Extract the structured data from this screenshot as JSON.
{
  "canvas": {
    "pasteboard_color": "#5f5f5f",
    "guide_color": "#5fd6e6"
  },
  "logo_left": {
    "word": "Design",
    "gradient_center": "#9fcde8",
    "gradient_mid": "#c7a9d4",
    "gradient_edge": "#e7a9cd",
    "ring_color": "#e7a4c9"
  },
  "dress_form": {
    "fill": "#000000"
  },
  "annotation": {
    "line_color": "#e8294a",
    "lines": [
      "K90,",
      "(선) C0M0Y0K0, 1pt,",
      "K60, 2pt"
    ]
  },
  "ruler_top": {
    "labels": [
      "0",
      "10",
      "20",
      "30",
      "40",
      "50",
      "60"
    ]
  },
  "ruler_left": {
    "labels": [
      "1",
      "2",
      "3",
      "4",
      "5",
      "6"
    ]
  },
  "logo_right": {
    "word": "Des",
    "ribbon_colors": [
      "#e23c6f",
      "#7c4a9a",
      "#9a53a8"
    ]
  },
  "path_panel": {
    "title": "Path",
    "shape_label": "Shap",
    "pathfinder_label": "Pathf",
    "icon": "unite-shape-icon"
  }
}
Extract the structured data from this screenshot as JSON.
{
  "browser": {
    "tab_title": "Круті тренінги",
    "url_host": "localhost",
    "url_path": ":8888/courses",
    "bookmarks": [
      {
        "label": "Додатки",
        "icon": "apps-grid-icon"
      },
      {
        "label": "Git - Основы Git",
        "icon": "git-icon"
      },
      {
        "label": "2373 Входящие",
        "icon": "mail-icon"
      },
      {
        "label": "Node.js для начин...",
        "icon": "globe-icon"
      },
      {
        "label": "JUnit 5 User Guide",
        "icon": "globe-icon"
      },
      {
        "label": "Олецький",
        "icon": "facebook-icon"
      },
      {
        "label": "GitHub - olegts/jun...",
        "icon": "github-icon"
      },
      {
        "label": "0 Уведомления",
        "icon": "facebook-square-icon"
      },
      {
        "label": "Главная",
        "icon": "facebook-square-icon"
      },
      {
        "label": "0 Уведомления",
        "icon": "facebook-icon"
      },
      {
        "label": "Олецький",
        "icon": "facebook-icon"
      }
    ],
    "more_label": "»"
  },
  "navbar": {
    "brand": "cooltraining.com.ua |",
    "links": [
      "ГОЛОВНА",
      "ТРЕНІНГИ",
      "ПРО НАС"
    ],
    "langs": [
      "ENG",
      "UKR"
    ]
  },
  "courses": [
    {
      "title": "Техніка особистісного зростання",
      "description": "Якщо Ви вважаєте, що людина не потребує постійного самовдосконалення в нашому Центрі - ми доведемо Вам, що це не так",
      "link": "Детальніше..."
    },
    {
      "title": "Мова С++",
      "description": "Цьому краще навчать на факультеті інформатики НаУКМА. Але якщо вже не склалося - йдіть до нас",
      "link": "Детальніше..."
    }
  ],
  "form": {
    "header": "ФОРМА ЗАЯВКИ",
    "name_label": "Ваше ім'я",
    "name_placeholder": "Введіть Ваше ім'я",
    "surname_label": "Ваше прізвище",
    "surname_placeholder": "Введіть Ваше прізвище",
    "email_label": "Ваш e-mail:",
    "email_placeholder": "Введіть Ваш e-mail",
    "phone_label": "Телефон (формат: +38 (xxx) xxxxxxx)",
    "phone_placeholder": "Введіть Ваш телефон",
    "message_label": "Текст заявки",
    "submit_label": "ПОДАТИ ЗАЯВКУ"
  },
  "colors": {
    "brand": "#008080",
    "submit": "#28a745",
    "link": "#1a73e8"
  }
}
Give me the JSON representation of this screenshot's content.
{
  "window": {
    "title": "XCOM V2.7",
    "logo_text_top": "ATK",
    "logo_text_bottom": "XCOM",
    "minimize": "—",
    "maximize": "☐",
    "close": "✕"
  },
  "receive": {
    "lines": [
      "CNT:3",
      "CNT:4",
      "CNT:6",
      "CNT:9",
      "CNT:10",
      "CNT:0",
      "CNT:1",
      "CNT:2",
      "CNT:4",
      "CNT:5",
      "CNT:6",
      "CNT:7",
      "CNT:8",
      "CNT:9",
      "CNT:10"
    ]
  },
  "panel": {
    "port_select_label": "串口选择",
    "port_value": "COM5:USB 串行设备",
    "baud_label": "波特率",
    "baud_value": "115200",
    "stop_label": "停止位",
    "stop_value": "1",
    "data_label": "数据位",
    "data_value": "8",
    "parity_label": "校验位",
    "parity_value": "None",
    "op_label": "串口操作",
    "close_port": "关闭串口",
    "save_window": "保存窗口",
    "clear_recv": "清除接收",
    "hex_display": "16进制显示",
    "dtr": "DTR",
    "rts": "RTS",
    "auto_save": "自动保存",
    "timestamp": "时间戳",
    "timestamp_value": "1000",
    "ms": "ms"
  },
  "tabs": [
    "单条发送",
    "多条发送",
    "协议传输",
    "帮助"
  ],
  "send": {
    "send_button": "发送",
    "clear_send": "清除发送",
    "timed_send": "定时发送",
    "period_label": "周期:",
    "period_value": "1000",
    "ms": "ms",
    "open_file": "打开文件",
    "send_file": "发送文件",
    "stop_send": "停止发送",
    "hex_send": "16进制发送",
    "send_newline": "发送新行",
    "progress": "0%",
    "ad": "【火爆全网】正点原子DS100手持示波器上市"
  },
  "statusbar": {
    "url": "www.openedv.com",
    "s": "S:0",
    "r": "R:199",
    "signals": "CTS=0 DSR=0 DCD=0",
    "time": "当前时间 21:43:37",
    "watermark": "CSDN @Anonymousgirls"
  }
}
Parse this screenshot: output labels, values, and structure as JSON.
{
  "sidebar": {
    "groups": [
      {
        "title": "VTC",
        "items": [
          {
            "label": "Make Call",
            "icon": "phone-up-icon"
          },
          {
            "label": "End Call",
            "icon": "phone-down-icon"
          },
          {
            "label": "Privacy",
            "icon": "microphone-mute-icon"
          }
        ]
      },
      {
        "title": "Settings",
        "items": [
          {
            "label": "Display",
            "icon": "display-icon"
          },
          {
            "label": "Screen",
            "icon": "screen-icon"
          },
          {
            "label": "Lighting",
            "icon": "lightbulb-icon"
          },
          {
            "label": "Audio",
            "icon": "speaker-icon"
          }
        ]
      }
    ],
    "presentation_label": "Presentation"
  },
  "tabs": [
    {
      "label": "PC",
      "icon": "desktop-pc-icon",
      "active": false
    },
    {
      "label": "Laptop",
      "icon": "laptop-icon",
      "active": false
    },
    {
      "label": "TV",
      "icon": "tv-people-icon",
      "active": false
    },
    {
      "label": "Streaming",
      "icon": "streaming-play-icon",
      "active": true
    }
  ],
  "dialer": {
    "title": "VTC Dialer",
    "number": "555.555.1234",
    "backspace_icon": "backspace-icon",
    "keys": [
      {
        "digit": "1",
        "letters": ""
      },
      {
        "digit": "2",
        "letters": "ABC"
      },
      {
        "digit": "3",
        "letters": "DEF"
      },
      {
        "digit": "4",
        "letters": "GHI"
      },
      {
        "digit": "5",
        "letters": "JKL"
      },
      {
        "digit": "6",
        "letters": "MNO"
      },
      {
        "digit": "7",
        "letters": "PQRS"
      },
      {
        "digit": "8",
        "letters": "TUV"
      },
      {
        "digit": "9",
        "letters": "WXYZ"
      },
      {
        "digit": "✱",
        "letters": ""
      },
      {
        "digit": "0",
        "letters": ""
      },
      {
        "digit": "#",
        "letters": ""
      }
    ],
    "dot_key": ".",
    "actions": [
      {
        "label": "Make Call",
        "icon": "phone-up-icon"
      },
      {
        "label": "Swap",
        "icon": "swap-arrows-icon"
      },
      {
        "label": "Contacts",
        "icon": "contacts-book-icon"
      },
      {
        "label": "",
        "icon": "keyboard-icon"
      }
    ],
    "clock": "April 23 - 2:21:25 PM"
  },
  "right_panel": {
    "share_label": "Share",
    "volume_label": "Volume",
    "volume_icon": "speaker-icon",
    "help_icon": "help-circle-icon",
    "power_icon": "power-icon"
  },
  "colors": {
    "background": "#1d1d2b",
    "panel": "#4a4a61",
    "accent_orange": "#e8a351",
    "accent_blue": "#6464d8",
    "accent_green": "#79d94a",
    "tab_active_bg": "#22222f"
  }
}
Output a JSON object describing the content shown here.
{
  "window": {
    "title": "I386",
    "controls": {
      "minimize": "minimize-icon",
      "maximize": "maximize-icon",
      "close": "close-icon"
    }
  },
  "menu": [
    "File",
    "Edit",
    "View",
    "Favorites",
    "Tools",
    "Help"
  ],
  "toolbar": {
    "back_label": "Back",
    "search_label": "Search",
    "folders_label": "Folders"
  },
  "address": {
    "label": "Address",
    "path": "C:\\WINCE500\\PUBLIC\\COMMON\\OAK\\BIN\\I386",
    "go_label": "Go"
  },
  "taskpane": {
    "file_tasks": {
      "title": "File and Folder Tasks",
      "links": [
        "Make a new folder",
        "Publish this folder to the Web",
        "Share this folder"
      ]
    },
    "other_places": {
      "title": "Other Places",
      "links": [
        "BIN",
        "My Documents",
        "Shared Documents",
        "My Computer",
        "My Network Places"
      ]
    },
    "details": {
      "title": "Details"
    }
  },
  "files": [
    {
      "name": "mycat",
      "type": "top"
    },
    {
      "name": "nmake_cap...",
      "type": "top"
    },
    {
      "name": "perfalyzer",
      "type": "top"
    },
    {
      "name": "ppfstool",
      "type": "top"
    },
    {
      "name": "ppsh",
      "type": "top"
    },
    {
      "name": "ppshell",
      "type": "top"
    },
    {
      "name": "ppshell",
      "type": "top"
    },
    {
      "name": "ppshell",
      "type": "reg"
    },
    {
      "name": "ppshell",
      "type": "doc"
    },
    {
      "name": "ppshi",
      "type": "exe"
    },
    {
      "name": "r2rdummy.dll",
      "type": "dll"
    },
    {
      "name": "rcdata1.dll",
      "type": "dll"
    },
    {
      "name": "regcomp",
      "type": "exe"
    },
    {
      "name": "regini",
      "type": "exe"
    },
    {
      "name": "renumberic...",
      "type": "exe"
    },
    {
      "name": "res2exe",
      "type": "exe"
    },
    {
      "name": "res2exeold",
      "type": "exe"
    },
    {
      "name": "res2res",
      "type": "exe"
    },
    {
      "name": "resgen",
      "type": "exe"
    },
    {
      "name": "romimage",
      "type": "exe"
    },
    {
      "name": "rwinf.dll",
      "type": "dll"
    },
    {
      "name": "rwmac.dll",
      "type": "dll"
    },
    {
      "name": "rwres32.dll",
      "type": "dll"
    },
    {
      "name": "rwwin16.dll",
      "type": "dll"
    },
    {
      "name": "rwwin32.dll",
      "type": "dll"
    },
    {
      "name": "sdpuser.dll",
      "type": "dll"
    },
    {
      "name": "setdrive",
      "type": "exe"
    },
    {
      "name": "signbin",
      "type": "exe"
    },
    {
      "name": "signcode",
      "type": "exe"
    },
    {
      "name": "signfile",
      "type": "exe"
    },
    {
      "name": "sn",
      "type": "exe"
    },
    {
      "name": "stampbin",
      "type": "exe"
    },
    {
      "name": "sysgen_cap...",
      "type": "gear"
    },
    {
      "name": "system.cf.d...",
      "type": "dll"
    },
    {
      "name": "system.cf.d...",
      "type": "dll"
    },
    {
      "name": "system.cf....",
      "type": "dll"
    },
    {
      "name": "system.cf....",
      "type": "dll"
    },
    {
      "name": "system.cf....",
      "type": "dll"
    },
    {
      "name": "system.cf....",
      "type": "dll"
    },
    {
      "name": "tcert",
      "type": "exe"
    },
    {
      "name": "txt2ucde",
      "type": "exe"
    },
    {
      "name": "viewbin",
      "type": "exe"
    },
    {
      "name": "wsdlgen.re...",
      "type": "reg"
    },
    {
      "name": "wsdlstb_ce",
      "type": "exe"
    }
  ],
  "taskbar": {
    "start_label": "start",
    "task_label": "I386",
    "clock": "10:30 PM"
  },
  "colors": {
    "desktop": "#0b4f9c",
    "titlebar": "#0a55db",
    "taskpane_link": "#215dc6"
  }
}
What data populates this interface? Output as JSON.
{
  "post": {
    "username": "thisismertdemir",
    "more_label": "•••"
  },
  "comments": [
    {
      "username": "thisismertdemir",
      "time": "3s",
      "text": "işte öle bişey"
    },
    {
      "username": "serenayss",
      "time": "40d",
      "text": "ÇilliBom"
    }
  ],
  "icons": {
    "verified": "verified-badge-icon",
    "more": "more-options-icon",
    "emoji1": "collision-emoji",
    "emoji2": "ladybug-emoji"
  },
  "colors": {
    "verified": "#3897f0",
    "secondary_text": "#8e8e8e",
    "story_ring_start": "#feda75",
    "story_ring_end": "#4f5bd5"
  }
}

§ §

Set down exactly what runs from the line with "What data populates" to the last line of the data above, including both of those lines and no others.

Final answer:
What data populates this interface? Output as JSON.
{
  "post": {
    "username": "thisismertdemir",
    "more_label": "•••"
  },
  "comments": [
    {
      "username": "thisismertdemir",
      "time": "3s",
      "text": "işte öle bişey"
    },
    {
      "username": "serenayss",
      "time": "40d",
      "text": "ÇilliBom"
    }
  ],
  "icons": {
    "verified": "verified-badge-icon",
    "more": "more-options-icon",
    "emoji1": "collision-emoji",
    "emoji2": "ladybug-emoji"
  },
  "colors": {
    "verified": "#3897f0",
    "secondary_text": "#8e8e8e",
    "story_ring_start": "#feda75",
    "story_ring_end": "#4f5bd5"
  }
}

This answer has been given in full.